BEGIN Listed records

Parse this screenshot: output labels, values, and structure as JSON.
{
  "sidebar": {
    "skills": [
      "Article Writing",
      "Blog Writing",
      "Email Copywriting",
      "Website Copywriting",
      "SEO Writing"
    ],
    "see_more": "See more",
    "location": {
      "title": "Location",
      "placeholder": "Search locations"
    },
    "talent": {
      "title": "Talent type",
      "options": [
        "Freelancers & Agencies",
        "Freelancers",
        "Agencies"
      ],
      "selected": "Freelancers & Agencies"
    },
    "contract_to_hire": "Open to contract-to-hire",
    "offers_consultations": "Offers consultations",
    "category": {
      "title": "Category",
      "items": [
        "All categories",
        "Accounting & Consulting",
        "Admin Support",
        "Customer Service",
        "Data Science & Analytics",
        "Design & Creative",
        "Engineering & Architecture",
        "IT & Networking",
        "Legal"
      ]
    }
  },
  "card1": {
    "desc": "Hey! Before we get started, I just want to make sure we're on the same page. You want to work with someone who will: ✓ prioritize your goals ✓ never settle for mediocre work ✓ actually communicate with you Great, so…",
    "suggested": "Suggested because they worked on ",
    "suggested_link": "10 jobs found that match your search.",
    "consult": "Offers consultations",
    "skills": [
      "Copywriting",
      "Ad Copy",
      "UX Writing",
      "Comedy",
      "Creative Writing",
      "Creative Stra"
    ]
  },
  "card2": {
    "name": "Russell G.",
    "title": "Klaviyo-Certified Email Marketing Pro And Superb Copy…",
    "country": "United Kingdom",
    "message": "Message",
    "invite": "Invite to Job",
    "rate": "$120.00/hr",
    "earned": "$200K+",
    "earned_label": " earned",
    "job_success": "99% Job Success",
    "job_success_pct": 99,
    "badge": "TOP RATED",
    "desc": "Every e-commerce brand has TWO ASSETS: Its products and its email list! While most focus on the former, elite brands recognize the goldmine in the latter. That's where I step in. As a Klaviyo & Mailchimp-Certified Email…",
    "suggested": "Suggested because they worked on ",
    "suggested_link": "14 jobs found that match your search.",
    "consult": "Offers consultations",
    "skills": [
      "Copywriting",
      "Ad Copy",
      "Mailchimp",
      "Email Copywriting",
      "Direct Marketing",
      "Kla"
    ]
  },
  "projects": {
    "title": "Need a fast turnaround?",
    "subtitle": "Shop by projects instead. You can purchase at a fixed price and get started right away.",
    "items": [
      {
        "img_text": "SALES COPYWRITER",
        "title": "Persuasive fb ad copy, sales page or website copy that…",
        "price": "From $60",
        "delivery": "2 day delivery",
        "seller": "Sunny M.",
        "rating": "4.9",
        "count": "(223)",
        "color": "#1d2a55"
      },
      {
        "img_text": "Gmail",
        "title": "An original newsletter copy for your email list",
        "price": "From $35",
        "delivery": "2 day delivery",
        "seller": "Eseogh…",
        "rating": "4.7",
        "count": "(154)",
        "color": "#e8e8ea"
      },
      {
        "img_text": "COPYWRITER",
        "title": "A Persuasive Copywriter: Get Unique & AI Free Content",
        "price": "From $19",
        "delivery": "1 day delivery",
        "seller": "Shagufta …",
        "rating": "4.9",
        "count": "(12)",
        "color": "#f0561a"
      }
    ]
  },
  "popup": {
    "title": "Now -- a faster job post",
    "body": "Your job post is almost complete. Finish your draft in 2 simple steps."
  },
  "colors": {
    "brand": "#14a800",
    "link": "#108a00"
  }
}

END Listed records

▸ **Direction**
Gather up, from the records above, each line where the word "Persuasive" appears.

▸ **Solved problem**
        "title": "Persuasive fb ad copy, sales page or website copy that…",
        "title": "A Persuasive Copywriter: Get Unique & AI Free Content",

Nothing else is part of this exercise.